[Dataset records]
——————————

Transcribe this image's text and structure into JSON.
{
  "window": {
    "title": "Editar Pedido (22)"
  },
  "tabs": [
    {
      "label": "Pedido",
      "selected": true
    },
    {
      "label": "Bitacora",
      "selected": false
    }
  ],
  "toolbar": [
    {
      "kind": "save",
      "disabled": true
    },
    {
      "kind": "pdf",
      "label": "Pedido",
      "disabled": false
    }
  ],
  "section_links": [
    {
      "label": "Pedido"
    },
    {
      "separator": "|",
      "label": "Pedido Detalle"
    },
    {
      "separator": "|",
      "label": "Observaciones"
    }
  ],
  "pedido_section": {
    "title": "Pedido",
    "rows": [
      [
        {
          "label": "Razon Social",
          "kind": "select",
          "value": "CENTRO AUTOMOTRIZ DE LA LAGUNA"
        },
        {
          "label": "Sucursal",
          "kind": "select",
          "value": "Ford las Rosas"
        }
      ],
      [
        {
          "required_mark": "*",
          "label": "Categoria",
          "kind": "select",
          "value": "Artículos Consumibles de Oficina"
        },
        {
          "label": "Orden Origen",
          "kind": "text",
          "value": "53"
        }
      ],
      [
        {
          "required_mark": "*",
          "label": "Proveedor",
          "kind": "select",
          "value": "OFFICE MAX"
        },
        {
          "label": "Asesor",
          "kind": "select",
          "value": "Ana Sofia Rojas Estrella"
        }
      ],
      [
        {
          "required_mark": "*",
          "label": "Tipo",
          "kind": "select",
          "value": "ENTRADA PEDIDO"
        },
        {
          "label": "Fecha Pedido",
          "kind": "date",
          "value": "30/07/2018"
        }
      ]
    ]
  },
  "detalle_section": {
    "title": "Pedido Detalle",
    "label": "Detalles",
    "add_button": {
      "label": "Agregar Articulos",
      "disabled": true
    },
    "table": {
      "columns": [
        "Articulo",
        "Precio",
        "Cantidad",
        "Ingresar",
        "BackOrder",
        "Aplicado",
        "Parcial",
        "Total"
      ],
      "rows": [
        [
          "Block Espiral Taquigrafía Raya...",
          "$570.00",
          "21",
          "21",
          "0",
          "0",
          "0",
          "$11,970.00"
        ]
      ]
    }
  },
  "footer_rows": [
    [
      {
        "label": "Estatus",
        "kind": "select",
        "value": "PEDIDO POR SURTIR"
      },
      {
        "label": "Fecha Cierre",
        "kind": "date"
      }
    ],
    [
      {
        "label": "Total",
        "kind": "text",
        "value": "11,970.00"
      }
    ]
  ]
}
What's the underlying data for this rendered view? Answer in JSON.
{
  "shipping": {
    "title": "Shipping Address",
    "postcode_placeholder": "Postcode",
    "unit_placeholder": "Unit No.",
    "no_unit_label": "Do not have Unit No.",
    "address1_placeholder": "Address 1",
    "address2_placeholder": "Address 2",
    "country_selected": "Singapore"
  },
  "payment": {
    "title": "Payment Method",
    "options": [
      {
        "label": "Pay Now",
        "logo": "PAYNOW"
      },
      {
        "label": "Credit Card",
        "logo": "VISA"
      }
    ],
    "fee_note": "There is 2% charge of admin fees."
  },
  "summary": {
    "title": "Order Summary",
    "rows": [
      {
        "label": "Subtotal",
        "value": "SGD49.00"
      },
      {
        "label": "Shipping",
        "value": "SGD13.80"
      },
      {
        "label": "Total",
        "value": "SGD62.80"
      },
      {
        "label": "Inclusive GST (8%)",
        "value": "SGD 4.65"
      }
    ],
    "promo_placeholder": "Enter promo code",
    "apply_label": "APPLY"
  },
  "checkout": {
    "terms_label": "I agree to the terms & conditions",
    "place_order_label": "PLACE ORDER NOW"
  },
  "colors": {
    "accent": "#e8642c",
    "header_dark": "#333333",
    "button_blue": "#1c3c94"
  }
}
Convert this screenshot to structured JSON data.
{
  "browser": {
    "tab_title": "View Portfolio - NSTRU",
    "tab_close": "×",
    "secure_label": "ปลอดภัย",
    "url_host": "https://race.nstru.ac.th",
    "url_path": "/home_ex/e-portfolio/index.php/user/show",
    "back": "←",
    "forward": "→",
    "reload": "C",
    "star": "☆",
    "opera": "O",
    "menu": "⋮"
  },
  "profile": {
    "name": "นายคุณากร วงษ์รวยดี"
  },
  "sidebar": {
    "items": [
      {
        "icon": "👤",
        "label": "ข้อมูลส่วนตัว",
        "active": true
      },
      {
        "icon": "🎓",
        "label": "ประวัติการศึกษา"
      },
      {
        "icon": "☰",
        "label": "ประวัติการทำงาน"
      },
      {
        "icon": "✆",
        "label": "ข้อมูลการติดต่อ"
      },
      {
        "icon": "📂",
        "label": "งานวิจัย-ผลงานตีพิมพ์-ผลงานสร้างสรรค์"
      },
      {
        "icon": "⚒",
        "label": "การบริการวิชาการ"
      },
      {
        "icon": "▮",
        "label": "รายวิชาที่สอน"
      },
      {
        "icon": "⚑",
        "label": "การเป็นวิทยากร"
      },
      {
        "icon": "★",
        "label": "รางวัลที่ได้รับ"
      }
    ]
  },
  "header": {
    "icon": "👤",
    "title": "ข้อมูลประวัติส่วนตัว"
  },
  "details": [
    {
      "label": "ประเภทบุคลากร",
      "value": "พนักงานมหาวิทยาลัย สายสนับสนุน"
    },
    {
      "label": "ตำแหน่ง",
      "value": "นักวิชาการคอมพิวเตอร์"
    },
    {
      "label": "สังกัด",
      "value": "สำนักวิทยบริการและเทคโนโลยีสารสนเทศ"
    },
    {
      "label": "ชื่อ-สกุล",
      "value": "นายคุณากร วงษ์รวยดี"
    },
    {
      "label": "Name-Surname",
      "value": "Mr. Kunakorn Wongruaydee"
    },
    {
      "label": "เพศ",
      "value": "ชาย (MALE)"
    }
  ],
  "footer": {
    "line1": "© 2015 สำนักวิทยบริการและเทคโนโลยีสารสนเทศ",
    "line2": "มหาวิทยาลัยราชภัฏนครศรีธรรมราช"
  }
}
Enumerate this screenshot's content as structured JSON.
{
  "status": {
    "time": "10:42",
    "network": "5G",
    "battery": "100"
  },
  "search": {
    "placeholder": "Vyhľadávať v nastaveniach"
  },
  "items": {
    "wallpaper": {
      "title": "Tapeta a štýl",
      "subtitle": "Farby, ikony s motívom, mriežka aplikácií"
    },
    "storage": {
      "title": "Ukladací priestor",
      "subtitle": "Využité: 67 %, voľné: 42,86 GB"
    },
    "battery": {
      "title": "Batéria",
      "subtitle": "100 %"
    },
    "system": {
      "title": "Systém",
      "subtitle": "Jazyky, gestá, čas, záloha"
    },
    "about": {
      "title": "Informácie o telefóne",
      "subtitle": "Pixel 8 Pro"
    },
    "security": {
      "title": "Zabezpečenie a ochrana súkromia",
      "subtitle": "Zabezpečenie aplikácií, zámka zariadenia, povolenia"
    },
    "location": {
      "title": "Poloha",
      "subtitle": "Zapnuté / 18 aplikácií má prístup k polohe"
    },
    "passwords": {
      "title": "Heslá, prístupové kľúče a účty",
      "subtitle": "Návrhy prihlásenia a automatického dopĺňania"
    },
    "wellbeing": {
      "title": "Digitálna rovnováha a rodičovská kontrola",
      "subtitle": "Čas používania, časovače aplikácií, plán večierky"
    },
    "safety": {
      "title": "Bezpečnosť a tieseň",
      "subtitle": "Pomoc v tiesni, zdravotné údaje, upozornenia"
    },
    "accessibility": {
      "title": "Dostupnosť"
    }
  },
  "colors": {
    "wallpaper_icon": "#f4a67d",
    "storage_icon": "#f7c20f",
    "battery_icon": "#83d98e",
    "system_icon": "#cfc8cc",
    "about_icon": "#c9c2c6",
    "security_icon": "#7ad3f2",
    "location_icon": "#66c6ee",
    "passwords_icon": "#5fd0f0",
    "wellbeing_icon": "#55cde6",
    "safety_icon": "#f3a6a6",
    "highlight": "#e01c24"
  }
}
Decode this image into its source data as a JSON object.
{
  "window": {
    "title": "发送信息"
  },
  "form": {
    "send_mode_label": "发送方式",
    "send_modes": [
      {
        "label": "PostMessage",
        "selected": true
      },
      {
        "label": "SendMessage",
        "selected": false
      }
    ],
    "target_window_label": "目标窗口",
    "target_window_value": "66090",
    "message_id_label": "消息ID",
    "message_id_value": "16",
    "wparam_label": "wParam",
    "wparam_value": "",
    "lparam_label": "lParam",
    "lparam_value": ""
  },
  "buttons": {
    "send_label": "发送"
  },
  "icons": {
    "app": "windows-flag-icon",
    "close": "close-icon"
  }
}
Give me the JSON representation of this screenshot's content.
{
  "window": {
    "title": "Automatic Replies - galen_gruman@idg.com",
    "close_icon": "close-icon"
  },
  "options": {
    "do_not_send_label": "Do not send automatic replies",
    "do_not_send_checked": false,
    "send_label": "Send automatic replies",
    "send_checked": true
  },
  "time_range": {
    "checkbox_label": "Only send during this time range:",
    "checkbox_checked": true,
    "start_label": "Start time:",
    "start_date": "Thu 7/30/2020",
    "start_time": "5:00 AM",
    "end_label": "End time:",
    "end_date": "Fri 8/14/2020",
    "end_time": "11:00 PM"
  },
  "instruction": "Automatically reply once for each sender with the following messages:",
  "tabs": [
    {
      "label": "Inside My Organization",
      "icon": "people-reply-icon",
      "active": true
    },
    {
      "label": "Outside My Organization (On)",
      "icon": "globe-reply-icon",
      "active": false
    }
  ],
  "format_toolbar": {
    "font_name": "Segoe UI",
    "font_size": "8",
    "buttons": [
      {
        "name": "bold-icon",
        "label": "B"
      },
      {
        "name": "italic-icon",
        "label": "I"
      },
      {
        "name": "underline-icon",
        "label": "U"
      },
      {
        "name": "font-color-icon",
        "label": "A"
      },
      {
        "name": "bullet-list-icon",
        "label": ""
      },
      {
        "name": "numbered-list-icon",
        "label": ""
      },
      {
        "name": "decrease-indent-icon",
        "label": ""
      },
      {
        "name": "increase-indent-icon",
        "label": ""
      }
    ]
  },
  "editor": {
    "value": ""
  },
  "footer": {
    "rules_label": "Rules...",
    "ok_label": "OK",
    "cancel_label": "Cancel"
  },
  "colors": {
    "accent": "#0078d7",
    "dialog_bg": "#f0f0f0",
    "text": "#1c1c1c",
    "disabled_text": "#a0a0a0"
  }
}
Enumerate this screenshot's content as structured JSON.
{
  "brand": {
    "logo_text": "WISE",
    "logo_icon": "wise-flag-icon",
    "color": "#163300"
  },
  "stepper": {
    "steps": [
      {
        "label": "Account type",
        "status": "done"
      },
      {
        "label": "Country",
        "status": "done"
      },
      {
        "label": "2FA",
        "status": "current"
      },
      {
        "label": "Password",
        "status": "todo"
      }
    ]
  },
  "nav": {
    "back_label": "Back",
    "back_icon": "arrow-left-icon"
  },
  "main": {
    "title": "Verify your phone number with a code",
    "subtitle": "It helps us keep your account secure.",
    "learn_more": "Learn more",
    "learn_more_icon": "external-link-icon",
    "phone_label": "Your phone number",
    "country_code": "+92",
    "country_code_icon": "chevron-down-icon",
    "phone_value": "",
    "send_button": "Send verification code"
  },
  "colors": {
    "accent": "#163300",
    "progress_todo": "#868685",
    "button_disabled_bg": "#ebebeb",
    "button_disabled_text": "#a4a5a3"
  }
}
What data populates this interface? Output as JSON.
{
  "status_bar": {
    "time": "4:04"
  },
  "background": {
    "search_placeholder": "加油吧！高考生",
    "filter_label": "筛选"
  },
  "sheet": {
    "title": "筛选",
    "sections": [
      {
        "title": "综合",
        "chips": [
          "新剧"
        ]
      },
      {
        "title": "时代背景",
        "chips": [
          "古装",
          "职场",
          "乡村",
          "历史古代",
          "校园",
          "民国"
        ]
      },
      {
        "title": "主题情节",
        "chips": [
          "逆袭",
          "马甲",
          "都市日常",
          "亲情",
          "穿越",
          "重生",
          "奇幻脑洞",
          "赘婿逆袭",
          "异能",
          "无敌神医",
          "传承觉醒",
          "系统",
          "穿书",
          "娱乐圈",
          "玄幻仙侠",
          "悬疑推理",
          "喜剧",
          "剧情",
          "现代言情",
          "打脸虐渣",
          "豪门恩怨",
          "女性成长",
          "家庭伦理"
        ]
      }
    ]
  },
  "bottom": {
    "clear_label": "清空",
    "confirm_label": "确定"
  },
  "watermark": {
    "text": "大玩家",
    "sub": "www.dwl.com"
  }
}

——————————

> **STATED PROBLEM**: Report the count of lines in the entries that contain the string "image", and nothing besides it.

> **ANSWER IN FULL**: 2